(Part of a data file)

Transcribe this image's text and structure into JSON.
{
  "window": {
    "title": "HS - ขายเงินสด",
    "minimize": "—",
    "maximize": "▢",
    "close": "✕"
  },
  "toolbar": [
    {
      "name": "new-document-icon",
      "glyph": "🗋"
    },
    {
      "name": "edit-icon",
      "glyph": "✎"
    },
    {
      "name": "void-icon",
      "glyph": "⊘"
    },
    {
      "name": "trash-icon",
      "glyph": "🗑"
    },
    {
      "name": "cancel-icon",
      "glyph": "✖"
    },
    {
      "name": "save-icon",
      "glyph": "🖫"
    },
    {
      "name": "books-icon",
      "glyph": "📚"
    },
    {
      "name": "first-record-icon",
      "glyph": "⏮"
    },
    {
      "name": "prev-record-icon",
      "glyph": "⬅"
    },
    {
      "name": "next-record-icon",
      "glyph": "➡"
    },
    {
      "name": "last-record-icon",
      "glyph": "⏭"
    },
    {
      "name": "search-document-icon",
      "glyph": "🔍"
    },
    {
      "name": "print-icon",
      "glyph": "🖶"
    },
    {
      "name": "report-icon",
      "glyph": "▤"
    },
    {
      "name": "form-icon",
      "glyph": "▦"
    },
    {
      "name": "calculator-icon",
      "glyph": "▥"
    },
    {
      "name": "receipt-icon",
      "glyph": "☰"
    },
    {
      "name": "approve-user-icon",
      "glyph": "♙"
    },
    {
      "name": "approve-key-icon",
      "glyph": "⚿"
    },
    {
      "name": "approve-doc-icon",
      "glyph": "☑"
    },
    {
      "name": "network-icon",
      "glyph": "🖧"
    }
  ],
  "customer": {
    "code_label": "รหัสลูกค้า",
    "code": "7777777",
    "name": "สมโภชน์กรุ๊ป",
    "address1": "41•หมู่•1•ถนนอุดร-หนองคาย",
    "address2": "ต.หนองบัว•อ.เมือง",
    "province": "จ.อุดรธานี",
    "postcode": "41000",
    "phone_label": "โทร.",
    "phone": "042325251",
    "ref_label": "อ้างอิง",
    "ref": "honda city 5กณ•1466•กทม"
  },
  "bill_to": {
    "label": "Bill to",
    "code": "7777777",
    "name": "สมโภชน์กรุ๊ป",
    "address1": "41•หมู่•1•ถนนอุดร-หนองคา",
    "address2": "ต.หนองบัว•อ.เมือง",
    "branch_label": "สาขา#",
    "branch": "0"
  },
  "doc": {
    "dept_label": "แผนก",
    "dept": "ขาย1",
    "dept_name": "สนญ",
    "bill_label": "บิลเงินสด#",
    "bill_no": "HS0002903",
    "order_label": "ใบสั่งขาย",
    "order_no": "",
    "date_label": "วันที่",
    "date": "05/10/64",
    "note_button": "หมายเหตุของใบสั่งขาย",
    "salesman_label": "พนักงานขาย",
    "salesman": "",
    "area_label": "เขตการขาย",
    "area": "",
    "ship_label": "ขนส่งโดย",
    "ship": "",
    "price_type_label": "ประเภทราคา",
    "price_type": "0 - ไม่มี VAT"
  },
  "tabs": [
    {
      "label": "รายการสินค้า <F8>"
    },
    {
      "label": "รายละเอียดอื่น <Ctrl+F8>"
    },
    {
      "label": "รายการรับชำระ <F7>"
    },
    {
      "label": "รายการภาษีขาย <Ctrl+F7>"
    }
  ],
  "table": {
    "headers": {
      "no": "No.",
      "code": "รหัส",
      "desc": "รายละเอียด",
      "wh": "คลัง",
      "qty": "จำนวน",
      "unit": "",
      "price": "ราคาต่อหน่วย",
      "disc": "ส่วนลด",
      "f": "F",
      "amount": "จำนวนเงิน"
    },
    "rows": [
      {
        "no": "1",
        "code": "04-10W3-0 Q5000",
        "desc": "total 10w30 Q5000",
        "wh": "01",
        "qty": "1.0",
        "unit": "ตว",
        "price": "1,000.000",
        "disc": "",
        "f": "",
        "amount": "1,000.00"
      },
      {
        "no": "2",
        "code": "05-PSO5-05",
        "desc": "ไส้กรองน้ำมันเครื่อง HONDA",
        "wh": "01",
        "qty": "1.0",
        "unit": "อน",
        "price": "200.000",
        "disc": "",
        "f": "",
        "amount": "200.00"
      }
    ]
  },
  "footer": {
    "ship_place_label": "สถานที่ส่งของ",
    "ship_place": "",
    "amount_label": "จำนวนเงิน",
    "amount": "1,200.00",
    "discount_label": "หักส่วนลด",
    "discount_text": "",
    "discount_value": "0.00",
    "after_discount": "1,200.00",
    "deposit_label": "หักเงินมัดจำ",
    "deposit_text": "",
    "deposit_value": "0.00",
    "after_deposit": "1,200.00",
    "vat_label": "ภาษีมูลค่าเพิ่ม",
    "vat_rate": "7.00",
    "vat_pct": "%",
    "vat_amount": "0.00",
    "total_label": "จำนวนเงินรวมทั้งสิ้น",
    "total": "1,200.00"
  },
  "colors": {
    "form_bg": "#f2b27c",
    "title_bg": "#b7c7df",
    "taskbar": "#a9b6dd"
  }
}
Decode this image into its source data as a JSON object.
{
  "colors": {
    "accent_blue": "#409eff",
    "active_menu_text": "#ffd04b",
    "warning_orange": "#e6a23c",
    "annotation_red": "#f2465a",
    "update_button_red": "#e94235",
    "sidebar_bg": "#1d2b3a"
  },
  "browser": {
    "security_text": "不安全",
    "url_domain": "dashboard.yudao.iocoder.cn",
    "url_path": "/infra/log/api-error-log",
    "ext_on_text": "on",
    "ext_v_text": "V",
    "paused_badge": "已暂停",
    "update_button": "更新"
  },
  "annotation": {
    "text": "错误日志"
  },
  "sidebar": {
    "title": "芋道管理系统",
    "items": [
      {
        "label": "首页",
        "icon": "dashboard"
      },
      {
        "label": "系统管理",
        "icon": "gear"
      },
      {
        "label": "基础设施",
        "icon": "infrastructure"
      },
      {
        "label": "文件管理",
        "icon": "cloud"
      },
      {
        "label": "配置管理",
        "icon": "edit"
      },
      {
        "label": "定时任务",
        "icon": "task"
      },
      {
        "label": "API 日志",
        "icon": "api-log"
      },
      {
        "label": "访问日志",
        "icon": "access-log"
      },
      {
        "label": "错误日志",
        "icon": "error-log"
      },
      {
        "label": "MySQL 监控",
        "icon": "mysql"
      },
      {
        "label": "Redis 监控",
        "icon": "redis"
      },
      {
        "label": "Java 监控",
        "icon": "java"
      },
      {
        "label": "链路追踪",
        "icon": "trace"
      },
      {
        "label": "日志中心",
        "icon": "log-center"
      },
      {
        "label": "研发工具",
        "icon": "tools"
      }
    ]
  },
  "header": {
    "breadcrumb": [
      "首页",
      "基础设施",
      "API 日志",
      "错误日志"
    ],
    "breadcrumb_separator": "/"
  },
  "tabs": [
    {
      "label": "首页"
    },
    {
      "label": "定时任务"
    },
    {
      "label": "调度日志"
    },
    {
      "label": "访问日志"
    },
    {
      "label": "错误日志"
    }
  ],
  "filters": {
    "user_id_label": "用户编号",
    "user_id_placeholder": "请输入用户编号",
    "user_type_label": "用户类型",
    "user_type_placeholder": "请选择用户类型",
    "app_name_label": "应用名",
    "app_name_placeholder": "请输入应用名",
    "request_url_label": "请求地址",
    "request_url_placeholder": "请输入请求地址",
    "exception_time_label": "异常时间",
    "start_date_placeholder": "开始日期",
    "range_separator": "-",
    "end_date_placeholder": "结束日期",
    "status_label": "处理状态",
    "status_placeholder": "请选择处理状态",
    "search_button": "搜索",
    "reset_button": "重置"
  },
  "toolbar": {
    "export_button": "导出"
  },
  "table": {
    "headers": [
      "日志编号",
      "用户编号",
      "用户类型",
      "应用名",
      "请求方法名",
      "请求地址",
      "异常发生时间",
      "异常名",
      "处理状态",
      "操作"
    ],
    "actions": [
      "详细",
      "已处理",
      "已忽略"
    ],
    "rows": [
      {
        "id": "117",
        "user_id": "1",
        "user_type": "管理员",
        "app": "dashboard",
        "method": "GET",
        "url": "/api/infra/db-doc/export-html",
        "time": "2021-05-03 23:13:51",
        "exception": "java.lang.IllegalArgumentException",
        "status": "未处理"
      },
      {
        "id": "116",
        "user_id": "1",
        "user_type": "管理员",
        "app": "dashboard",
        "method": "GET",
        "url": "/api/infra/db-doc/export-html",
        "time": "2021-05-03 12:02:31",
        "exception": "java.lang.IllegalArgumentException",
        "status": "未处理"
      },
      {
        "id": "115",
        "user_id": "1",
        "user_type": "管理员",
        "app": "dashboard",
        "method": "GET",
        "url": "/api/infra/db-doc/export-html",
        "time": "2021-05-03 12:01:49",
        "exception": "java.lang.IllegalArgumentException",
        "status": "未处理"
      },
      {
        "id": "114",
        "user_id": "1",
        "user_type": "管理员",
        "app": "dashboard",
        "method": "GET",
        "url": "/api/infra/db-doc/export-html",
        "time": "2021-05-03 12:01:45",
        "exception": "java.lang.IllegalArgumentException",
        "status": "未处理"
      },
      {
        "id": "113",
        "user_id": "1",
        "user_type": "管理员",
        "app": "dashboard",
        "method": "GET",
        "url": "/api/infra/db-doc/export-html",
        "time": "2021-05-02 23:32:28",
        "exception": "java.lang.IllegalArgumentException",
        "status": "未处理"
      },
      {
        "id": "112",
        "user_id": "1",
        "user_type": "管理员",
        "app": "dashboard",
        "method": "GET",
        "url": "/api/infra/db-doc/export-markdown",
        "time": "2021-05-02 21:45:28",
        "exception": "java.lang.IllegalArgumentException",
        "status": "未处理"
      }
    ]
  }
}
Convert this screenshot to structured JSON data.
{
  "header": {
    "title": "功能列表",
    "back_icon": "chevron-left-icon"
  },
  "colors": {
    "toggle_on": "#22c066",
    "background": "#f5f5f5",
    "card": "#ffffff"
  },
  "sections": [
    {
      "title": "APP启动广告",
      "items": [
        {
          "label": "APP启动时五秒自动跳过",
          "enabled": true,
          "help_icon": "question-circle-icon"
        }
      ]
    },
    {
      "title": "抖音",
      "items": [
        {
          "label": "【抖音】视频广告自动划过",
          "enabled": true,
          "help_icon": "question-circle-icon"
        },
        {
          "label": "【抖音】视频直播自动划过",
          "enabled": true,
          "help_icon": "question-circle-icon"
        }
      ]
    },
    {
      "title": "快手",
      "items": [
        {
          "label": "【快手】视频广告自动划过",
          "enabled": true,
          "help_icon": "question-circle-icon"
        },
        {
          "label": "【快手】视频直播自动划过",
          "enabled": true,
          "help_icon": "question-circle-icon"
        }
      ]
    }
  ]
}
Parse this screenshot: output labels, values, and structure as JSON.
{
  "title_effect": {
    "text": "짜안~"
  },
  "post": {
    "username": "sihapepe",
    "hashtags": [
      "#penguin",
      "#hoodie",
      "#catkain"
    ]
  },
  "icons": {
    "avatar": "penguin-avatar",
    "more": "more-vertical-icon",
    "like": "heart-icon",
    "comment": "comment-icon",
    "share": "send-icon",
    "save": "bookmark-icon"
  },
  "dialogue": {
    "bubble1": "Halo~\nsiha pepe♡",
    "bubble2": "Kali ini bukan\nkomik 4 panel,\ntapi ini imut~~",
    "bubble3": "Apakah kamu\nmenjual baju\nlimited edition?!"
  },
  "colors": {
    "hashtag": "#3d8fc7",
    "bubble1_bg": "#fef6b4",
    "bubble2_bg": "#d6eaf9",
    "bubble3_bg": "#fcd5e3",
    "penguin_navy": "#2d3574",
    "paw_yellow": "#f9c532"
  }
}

**Work to be completed:** Go through the listing above and locate each line that holds the word "error". Copy those lines.

**Exercise answer:**
    "url_path": "/infra/log/api-error-log",
        "icon": "error-log"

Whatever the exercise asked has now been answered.